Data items

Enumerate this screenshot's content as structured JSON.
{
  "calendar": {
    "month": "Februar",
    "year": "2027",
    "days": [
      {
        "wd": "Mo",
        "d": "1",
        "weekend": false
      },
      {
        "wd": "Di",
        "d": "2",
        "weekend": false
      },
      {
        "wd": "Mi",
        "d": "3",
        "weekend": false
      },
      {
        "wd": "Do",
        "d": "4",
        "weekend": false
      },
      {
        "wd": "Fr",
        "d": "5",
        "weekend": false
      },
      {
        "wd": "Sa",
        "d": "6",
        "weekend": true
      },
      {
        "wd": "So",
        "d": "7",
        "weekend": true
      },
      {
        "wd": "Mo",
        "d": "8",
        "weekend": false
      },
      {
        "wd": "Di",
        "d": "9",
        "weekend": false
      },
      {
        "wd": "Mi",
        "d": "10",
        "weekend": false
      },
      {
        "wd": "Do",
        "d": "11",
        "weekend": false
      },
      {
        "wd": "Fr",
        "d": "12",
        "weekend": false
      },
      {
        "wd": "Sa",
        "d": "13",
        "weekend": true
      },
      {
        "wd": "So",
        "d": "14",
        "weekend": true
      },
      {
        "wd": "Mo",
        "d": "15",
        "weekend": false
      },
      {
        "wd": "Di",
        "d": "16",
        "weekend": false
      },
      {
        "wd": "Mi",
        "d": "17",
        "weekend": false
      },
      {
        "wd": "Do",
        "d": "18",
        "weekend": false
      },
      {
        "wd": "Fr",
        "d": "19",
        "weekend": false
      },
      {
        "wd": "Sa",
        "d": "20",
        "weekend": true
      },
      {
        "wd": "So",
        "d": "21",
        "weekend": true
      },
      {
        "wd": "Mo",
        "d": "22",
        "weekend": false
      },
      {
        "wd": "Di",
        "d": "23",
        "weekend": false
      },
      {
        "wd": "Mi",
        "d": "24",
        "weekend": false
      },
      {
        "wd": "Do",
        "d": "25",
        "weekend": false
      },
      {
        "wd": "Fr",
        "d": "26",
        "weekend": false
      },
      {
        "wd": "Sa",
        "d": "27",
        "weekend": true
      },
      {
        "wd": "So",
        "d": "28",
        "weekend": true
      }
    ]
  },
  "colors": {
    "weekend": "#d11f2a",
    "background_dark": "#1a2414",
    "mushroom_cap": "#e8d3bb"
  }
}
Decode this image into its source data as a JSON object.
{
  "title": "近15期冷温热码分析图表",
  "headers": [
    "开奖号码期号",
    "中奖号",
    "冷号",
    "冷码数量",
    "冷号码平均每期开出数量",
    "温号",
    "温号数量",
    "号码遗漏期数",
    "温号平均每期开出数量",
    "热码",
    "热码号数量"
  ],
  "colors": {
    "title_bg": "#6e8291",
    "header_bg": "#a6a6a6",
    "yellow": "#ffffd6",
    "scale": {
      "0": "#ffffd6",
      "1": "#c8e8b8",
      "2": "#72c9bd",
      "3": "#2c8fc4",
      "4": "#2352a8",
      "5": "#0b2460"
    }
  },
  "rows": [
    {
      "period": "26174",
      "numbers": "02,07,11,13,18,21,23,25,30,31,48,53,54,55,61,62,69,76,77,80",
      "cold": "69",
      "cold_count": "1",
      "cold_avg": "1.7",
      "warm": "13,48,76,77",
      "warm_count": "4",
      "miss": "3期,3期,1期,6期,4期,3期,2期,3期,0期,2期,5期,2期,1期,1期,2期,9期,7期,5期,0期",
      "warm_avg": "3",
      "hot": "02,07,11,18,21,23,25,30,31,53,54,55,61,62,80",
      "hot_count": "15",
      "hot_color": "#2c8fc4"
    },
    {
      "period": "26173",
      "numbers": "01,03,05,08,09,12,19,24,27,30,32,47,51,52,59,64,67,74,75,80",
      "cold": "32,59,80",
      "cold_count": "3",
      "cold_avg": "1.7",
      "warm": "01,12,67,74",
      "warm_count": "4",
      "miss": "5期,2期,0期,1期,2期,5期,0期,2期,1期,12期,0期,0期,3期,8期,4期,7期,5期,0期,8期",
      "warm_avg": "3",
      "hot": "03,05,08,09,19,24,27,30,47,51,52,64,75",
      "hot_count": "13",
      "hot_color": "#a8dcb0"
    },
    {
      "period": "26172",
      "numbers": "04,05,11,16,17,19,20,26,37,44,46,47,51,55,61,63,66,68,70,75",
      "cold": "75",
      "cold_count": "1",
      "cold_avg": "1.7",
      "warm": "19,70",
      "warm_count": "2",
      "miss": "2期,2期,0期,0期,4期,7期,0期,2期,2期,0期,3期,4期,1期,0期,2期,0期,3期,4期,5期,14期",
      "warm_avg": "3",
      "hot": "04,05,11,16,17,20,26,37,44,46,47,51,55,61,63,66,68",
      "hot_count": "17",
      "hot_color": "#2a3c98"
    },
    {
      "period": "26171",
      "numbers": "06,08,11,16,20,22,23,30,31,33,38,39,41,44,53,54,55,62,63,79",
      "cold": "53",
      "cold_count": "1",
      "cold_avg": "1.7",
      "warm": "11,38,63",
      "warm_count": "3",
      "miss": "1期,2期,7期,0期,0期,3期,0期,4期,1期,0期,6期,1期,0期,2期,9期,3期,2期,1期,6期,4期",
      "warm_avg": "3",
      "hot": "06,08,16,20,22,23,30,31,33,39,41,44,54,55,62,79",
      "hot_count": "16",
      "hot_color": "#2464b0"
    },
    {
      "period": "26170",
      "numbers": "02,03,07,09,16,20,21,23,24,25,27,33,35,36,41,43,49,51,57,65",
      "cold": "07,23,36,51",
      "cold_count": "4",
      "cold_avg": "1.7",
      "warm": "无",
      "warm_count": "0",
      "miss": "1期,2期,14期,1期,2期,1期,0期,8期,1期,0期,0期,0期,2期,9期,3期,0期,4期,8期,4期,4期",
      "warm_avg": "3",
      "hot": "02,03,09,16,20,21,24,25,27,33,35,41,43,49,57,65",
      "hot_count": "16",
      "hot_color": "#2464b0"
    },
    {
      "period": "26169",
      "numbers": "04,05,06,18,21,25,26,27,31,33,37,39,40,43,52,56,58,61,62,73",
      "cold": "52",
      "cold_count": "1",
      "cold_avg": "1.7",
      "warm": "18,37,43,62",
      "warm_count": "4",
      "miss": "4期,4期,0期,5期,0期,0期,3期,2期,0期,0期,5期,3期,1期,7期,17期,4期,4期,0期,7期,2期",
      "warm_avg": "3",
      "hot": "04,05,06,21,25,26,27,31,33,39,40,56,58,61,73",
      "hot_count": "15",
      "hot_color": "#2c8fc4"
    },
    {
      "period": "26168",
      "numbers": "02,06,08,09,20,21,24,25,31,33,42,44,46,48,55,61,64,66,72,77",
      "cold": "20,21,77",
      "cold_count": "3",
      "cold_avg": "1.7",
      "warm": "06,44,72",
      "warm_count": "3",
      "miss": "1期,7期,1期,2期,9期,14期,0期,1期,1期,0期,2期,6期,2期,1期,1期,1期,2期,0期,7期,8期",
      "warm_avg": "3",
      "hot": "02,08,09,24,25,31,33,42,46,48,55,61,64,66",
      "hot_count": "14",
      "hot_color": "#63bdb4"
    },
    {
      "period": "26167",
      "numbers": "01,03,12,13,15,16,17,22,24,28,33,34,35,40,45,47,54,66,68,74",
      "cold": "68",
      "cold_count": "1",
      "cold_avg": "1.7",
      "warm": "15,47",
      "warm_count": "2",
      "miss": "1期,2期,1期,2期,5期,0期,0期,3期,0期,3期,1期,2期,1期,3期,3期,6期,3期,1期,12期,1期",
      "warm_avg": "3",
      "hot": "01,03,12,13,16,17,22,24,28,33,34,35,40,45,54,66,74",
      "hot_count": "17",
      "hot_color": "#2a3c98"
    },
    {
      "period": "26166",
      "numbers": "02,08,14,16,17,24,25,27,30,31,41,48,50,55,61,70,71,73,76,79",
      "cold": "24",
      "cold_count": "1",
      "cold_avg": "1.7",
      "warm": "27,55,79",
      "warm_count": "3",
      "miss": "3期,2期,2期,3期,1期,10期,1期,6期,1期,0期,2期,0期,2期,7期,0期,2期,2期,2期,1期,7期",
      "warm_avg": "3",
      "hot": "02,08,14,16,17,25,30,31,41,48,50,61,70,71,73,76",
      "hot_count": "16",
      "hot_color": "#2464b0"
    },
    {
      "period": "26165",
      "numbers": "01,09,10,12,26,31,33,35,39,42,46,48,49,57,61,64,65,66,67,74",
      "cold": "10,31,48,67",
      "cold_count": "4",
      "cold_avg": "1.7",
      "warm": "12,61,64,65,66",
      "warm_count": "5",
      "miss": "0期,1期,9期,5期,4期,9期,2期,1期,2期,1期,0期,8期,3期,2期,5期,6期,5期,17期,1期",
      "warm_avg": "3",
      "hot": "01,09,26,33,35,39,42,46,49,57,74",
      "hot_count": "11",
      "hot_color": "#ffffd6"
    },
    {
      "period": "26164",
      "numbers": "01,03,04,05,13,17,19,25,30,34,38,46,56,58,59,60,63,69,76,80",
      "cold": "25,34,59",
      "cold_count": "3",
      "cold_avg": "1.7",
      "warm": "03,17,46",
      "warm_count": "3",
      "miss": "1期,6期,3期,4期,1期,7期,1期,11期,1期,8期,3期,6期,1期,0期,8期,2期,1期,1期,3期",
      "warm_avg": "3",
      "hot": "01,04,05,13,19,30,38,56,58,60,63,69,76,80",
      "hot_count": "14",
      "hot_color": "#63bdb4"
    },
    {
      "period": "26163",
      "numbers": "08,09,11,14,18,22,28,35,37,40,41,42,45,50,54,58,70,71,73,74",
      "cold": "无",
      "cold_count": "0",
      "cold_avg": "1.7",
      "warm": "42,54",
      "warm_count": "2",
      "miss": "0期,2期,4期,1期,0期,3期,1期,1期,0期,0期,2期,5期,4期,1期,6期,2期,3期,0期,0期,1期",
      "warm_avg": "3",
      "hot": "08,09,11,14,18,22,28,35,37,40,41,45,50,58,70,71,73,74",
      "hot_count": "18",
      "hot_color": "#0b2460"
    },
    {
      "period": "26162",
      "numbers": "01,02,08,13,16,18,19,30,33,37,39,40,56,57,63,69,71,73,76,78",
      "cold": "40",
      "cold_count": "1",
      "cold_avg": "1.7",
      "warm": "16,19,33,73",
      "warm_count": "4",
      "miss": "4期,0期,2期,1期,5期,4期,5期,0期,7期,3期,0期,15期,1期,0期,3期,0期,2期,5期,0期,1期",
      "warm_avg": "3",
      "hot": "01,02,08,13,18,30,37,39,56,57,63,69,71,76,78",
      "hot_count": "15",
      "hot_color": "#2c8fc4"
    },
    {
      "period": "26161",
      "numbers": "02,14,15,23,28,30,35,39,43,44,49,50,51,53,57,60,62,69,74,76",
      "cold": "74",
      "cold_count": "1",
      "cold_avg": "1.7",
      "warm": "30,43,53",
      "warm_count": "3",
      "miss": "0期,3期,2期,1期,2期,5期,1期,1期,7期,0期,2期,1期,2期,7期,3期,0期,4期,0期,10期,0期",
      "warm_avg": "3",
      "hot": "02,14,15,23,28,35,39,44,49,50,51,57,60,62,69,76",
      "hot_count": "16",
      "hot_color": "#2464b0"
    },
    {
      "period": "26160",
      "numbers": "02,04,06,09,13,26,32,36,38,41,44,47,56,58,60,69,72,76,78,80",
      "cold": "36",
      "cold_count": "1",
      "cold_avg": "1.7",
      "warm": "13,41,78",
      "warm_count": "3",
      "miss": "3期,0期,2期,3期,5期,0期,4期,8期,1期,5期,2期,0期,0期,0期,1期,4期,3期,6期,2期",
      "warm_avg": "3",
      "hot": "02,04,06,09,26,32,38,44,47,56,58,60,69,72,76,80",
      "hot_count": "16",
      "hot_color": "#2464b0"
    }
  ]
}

**REQUIRED WORK**
Pull out every line of the records above that contains the word "this".

**OUTPUT BELOW**
Enumerate this screenshot's content as structured JSON.
Decode this image into its source data as a JSON object.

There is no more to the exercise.